** begin DATASET ROWS **
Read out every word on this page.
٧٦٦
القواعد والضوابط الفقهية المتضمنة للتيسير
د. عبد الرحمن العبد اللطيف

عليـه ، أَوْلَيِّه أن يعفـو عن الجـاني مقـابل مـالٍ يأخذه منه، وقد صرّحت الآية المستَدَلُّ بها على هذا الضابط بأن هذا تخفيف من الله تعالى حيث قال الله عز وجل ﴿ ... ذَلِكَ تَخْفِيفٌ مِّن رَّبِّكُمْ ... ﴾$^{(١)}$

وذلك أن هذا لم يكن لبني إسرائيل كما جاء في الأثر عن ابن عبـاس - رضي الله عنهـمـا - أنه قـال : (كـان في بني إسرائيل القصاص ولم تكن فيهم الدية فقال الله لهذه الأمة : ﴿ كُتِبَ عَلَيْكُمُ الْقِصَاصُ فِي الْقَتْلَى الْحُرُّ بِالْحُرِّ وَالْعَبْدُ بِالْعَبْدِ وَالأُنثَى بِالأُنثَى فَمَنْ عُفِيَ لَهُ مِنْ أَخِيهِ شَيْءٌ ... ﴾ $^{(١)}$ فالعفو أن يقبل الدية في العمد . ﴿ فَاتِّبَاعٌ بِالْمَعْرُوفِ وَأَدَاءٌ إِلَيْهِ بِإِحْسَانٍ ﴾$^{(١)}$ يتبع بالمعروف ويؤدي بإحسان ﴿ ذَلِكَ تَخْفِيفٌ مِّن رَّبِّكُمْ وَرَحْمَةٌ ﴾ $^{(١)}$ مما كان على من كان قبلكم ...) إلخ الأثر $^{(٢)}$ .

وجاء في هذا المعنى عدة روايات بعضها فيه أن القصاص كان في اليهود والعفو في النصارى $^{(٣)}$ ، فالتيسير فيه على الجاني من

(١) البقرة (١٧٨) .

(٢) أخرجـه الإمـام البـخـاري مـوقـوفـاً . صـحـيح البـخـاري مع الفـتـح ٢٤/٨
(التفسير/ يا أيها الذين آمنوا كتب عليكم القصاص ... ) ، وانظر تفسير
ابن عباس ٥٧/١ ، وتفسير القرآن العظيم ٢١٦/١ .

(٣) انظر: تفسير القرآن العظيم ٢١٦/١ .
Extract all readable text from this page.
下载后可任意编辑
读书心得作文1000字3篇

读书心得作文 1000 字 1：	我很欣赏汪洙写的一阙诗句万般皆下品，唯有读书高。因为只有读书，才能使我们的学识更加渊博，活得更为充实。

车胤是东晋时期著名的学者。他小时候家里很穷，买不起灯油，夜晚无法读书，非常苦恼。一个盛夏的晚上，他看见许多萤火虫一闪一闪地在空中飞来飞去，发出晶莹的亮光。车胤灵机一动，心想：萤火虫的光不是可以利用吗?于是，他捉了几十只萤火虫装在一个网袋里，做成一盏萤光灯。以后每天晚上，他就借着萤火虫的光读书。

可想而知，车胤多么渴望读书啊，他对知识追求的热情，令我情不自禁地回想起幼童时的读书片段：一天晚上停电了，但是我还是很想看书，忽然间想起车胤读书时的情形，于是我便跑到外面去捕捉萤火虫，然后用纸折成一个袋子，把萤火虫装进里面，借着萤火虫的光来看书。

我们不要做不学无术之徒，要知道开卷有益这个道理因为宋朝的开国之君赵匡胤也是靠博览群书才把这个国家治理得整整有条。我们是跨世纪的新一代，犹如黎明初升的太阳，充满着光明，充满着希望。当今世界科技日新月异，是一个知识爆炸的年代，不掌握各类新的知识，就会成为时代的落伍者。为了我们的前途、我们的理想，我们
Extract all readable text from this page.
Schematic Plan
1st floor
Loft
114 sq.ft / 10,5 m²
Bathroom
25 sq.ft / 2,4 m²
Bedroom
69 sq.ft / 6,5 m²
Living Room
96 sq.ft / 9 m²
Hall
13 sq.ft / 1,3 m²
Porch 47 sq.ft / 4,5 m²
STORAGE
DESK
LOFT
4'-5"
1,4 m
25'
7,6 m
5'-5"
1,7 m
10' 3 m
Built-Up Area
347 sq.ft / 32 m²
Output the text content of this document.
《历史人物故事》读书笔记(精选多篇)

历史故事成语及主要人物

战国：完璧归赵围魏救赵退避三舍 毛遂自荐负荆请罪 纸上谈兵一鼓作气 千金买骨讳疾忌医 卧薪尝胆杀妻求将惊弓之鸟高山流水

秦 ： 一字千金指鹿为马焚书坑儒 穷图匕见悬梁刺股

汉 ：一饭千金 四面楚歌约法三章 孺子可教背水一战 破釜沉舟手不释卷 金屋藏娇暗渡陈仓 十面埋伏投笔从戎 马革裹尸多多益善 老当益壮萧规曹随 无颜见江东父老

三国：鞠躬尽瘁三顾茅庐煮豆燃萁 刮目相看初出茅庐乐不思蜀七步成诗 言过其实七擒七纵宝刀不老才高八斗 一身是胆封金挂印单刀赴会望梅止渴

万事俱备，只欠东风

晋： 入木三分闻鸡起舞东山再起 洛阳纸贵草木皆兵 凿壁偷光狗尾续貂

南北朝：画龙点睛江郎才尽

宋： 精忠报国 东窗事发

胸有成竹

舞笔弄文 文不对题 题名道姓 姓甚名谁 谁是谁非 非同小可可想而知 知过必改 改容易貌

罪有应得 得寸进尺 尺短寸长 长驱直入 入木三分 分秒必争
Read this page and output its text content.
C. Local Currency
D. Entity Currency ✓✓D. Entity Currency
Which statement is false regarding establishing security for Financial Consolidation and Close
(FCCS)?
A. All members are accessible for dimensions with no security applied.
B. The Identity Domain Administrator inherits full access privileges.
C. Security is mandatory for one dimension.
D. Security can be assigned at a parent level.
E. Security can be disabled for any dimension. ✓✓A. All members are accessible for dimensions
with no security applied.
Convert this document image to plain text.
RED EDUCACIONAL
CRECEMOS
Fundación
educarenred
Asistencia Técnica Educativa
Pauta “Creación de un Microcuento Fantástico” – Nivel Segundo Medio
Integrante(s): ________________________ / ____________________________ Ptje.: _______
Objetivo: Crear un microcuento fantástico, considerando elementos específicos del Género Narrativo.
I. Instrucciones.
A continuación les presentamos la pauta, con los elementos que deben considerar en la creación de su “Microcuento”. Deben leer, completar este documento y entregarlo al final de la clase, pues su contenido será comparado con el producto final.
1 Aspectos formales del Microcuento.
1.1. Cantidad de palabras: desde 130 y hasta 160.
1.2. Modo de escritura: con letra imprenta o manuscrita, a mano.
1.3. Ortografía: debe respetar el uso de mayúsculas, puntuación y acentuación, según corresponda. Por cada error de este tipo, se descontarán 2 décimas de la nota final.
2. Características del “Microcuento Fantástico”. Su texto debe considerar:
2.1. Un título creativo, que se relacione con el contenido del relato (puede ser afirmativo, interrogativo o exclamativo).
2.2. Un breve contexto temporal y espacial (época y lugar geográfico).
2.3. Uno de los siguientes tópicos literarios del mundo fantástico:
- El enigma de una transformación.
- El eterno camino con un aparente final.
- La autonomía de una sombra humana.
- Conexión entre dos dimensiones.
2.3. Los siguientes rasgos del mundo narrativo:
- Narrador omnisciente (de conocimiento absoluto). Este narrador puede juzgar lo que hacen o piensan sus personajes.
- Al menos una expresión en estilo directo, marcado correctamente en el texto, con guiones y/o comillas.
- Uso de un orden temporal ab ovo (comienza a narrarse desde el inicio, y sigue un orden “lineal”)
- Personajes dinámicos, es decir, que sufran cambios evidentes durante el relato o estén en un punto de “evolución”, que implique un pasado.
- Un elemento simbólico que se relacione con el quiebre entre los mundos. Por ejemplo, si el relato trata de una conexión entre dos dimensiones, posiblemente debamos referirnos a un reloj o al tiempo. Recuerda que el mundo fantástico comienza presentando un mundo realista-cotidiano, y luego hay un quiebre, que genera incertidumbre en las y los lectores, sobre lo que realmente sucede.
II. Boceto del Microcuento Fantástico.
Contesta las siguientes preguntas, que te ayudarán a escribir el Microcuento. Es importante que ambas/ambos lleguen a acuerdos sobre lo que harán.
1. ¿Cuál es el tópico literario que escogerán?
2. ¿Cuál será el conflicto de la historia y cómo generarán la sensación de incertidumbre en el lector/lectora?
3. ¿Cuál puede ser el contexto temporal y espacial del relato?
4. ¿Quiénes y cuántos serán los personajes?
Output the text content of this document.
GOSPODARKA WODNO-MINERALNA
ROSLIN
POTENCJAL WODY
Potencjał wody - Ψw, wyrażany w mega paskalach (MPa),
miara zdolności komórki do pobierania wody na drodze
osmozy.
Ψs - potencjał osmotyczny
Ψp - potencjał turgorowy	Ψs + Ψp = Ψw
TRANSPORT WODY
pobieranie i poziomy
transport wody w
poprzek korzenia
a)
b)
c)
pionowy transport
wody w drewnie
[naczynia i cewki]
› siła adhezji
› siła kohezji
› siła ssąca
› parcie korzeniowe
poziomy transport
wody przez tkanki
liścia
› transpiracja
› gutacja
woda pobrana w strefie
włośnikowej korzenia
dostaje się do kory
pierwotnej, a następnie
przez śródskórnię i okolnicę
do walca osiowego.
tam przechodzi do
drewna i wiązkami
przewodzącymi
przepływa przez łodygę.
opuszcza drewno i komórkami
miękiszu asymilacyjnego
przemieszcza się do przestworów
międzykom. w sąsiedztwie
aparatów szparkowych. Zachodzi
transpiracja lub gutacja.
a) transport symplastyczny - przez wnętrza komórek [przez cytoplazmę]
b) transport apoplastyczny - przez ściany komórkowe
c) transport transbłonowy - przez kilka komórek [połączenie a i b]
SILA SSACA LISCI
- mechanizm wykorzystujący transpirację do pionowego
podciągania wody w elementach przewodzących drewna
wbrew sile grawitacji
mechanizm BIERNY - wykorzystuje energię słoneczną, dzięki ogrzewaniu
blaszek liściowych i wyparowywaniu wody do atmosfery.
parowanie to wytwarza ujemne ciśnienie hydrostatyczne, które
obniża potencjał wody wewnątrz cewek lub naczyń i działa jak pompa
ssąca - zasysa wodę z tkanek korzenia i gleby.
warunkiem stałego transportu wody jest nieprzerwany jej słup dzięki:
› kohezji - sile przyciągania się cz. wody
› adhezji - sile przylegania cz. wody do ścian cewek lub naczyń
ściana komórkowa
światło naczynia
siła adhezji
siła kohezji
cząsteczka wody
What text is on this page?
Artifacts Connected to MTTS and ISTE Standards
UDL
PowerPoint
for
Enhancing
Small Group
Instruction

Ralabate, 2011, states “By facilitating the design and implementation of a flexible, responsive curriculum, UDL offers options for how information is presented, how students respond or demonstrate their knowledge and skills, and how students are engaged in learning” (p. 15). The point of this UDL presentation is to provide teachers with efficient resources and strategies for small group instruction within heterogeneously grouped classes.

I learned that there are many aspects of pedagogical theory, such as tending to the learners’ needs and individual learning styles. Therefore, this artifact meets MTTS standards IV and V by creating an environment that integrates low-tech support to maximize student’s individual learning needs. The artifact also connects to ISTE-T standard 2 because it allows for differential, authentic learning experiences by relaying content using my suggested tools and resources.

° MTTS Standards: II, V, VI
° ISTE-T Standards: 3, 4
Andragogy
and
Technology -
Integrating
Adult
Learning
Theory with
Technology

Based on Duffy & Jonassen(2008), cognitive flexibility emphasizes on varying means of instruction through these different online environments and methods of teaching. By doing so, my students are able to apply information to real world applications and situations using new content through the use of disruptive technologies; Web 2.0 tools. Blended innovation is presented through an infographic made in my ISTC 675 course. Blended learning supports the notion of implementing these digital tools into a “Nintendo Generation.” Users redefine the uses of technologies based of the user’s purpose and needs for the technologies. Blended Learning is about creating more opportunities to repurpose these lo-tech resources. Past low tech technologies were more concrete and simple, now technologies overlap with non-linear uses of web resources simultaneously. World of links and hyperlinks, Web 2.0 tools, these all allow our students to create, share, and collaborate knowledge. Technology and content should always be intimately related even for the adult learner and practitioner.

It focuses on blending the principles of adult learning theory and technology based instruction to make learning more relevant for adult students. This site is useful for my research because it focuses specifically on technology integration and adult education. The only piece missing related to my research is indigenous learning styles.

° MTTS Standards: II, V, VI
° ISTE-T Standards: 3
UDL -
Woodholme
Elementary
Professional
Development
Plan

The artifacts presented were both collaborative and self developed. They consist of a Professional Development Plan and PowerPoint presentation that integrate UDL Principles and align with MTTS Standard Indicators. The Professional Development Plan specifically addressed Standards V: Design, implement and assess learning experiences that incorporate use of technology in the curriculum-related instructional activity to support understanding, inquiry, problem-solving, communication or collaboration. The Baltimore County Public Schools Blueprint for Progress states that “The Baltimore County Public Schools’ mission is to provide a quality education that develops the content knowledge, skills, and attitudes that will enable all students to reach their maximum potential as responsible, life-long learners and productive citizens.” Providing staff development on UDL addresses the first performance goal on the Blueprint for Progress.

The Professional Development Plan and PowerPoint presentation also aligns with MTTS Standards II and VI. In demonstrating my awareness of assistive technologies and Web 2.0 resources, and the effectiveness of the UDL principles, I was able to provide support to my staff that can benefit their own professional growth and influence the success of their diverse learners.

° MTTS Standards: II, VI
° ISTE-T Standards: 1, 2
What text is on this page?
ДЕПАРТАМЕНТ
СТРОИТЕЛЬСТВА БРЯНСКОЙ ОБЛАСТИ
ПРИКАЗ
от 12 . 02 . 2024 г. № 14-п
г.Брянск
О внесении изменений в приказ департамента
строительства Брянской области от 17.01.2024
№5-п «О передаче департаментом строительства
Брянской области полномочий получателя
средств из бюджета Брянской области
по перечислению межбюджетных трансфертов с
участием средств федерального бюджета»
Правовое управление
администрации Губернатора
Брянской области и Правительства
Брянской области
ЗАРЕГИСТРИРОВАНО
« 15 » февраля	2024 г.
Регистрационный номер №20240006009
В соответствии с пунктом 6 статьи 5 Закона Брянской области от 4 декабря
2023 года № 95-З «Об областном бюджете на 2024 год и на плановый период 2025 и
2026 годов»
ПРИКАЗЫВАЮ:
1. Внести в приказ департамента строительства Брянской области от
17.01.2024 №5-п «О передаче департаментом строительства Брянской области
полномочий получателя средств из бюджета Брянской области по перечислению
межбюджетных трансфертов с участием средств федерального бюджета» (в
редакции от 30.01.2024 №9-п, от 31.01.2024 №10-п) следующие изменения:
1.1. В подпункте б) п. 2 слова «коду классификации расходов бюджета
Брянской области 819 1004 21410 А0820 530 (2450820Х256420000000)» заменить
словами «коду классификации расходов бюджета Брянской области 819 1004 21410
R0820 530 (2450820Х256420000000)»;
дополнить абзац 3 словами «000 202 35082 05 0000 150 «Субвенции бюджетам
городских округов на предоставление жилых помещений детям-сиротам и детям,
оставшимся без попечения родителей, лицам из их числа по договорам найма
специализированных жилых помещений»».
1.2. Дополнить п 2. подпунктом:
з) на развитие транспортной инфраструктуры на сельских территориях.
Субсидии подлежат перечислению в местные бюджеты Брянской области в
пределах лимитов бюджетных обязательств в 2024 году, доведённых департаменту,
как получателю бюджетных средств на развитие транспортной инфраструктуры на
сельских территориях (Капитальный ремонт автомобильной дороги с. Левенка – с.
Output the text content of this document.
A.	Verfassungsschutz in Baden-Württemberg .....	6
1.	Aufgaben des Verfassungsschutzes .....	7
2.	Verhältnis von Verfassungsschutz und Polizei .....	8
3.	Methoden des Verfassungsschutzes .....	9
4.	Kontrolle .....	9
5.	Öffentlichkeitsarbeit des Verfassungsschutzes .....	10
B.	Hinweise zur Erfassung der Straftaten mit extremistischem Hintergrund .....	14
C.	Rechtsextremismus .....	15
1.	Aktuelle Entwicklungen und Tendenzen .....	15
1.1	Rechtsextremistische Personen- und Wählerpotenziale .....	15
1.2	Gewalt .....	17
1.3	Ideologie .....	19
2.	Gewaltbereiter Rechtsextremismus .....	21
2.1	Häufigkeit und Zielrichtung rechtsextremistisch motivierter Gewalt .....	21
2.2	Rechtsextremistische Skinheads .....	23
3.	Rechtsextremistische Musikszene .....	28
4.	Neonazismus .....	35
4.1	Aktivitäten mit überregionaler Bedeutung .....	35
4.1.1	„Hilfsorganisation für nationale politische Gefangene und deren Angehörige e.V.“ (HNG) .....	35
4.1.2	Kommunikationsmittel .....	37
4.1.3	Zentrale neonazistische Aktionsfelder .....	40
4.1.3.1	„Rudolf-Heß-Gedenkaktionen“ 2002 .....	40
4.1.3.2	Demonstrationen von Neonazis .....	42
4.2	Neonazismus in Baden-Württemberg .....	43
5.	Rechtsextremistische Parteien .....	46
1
** end DATASET ROWS **
WHAT THE EXERCISE ASKS>
Pull out every line in the data above that has the word "العظيم".

REPLY>
ابن عباس ٥٧/١ ، وتفسير القرآن العظيم ٢١٦/١ .
(٣) انظر: تفسير القرآن العظيم ٢١٦/١ .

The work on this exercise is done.